GIVEN REQUEST -
Print the material word for word from its first line through the line containing "sector-name: 半导体材料: [1785, 1053, 1873, 1073]", including that line.

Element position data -
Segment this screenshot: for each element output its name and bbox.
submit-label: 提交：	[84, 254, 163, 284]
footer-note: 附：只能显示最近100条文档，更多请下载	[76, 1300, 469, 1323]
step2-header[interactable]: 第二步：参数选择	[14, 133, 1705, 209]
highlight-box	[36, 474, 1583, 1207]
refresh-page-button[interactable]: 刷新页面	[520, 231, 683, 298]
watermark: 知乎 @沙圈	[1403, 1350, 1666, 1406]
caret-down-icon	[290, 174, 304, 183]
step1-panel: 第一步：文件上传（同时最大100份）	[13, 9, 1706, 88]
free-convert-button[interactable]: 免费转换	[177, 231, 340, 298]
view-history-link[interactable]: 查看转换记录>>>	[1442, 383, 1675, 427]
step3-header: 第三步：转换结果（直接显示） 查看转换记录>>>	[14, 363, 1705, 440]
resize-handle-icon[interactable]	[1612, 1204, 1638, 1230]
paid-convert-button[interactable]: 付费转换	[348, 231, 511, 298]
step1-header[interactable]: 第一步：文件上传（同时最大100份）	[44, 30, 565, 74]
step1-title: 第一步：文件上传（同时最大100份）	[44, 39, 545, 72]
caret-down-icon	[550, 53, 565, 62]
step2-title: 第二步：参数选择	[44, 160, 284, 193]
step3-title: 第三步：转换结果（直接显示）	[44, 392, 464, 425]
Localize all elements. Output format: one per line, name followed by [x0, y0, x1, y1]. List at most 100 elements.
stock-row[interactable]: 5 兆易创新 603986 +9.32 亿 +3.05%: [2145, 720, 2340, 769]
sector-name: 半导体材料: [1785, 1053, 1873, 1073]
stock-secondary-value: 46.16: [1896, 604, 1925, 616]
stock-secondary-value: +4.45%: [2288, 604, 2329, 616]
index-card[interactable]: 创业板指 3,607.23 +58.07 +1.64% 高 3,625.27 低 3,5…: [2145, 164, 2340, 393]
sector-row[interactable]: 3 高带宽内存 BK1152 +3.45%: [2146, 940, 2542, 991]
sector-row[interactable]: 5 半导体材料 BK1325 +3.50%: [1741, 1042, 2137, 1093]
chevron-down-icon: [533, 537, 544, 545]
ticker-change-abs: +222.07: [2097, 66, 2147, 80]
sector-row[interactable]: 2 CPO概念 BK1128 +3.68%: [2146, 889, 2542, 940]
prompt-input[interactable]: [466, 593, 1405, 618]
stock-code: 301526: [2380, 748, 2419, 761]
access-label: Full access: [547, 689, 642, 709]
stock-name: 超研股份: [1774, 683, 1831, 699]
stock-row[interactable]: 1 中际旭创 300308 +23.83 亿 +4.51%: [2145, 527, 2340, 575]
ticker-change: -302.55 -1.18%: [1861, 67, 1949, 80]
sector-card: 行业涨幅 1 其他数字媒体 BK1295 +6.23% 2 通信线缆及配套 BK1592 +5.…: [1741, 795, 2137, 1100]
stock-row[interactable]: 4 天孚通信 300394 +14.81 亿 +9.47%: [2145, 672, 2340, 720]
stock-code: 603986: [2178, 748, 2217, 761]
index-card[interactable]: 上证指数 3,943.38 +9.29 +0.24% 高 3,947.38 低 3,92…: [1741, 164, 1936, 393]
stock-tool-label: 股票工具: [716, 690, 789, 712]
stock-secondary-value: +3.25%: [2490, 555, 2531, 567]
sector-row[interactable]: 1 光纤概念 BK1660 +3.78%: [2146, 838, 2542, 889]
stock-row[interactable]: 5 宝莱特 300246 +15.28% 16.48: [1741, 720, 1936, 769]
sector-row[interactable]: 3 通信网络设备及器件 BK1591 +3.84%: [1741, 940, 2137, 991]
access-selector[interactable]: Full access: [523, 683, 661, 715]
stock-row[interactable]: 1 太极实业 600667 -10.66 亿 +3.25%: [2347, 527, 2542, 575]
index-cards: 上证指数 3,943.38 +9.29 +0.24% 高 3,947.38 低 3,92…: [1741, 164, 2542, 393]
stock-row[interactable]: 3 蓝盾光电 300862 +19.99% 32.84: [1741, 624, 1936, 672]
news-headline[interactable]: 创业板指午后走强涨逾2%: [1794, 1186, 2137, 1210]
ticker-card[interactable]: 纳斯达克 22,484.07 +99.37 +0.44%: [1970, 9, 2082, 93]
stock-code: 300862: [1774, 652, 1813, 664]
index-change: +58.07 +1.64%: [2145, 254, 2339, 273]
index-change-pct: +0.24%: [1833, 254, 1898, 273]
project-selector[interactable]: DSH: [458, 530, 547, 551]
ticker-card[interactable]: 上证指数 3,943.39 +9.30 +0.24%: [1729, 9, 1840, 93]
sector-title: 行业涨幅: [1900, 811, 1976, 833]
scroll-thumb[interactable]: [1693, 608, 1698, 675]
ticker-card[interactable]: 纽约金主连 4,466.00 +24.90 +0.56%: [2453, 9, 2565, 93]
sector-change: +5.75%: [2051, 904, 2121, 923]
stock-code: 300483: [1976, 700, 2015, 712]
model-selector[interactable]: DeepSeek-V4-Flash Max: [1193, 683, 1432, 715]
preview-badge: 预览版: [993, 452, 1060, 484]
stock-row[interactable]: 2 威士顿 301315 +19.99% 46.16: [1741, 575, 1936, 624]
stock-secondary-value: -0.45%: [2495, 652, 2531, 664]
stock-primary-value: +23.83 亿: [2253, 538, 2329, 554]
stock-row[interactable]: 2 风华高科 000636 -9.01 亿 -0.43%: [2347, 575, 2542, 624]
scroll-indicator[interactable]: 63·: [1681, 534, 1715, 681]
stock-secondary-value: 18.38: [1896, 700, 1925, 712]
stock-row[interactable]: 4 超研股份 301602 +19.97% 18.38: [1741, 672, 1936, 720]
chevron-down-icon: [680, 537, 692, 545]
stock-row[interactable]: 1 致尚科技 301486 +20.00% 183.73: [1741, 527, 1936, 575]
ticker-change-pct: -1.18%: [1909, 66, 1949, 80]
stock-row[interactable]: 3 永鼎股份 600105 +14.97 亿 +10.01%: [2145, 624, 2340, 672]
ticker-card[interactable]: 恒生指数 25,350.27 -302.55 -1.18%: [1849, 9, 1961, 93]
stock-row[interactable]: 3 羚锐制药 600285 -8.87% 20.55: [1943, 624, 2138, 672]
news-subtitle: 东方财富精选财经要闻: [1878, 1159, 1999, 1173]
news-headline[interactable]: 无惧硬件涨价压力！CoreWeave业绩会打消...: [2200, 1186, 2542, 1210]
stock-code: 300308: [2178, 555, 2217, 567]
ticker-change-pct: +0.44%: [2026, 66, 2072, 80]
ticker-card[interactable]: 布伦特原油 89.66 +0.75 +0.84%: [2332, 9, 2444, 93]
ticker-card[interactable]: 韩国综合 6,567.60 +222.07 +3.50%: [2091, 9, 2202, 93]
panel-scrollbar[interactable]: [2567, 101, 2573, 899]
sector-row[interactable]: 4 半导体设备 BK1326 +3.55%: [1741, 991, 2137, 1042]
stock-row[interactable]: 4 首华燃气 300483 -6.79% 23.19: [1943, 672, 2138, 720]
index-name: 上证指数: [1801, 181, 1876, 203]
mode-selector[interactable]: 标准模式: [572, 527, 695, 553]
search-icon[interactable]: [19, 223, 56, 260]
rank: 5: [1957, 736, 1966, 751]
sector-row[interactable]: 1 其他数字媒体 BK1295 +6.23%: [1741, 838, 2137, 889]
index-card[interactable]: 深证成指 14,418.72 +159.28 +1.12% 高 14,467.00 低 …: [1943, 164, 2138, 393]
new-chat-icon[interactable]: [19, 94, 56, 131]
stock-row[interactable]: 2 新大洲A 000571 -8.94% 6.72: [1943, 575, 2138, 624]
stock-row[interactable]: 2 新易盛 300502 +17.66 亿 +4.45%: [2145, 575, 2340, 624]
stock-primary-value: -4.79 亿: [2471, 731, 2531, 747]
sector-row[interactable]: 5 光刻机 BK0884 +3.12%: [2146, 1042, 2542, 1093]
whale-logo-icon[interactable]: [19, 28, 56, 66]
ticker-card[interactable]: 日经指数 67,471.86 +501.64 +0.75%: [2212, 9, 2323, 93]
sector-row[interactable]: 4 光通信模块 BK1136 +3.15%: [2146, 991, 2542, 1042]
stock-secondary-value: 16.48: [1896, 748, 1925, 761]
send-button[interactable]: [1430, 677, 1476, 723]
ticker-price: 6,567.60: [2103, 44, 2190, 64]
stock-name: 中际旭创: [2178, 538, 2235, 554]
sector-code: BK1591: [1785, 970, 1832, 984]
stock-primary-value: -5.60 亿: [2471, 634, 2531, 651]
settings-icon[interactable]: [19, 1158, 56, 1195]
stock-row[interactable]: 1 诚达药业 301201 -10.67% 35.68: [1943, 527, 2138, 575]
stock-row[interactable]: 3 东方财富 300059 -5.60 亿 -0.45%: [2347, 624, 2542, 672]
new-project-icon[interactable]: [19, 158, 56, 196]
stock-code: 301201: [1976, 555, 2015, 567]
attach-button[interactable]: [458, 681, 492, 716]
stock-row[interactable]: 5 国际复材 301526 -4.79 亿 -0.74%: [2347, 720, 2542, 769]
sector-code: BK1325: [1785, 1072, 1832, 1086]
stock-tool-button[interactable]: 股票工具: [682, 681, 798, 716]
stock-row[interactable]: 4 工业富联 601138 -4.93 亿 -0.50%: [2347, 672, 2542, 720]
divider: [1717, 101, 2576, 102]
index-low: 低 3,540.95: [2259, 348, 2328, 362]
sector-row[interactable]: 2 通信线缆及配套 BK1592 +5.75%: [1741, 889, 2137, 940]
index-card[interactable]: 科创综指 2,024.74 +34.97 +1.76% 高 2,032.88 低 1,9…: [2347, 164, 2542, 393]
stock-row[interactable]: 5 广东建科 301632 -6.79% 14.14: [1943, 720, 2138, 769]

THE OUTPUT -
Segment this screenshot: for each element output its name and bbox.
submit-label: 提交：	[84, 254, 163, 284]
footer-note: 附：只能显示最近100条文档，更多请下载	[76, 1300, 469, 1323]
step2-header[interactable]: 第二步：参数选择	[14, 133, 1705, 209]
highlight-box	[36, 474, 1583, 1207]
refresh-page-button[interactable]: 刷新页面	[520, 231, 683, 298]
watermark: 知乎 @沙圈	[1403, 1350, 1666, 1406]
caret-down-icon	[290, 174, 304, 183]
step1-panel: 第一步：文件上传（同时最大100份）	[13, 9, 1706, 88]
free-convert-button[interactable]: 免费转换	[177, 231, 340, 298]
view-history-link[interactable]: 查看转换记录>>>	[1442, 383, 1675, 427]
step3-header: 第三步：转换结果（直接显示） 查看转换记录>>>	[14, 363, 1705, 440]
resize-handle-icon[interactable]	[1612, 1204, 1638, 1230]
paid-convert-button[interactable]: 付费转换	[348, 231, 511, 298]
step1-header[interactable]: 第一步：文件上传（同时最大100份）	[44, 30, 565, 74]
step1-title: 第一步：文件上传（同时最大100份）	[44, 39, 545, 72]
caret-down-icon	[550, 53, 565, 62]
step2-title: 第二步：参数选择	[44, 160, 284, 193]
step3-title: 第三步：转换结果（直接显示）	[44, 392, 464, 425]
Localize all elements. Output format: one per line, name followed by [x0, y0, x1, y1]. List at most 100 elements.
stock-row[interactable]: 5 兆易创新 603986 +9.32 亿 +3.05%: [2145, 720, 2340, 769]
sector-name: 半导体材料: [1785, 1053, 1873, 1073]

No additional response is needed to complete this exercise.